[Layout annotation data]
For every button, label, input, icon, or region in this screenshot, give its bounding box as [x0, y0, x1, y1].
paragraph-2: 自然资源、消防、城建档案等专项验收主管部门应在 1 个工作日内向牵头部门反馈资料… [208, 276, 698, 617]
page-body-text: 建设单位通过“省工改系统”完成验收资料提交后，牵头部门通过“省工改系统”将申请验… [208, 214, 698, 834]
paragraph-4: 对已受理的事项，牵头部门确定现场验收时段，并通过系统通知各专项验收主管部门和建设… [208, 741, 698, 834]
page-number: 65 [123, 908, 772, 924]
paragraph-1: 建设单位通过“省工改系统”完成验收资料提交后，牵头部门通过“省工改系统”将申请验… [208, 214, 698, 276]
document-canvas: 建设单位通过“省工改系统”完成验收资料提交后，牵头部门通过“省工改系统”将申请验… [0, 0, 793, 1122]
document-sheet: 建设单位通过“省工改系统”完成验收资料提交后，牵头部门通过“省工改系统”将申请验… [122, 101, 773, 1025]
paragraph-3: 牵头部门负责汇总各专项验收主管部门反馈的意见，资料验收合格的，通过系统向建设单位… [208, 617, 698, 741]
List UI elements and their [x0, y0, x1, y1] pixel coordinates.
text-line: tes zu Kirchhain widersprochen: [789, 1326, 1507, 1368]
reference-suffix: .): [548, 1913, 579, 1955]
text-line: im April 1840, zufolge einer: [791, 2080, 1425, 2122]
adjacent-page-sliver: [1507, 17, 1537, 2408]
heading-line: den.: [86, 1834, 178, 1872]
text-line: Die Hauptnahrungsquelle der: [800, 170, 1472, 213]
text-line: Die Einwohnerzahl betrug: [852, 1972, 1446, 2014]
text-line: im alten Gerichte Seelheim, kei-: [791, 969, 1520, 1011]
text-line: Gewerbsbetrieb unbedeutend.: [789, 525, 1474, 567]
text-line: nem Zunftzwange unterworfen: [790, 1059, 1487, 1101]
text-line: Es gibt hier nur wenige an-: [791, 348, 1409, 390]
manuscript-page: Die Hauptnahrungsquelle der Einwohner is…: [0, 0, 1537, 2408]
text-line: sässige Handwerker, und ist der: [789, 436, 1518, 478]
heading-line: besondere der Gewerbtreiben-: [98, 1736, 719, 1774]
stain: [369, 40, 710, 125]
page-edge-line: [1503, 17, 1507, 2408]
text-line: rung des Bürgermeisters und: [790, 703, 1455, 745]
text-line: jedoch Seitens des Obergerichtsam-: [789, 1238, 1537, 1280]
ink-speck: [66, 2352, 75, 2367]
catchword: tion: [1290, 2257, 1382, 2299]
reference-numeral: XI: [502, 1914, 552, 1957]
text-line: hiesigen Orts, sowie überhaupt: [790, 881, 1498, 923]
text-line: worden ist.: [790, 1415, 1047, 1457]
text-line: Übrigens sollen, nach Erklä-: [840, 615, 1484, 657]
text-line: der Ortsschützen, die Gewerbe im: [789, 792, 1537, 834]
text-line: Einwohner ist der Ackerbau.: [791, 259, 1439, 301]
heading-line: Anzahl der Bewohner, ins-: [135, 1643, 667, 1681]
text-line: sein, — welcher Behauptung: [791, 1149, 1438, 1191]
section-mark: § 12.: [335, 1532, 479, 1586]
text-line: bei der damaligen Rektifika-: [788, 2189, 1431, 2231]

> **DIRECTION**:
Please copy the data word for word, beginning with its first line and continuing through the line that contains "101, 773, 1025]".

> **SOLUTION TO THIS TASK**:
For every button, label, input, icon, or region in this screenshot, give its bounding box as [x0, y0, x1, y1].
paragraph-2: 自然资源、消防、城建档案等专项验收主管部门应在 1 个工作日内向牵头部门反馈资料… [208, 276, 698, 617]
page-body-text: 建设单位通过“省工改系统”完成验收资料提交后，牵头部门通过“省工改系统”将申请验… [208, 214, 698, 834]
paragraph-4: 对已受理的事项，牵头部门确定现场验收时段，并通过系统通知各专项验收主管部门和建设… [208, 741, 698, 834]
page-number: 65 [123, 908, 772, 924]
paragraph-1: 建设单位通过“省工改系统”完成验收资料提交后，牵头部门通过“省工改系统”将申请验… [208, 214, 698, 276]
document-canvas: 建设单位通过“省工改系统”完成验收资料提交后，牵头部门通过“省工改系统”将申请验… [0, 0, 793, 1122]
document-sheet: 建设单位通过“省工改系统”完成验收资料提交后，牵头部门通过“省工改系统”将申请验… [122, 101, 773, 1025]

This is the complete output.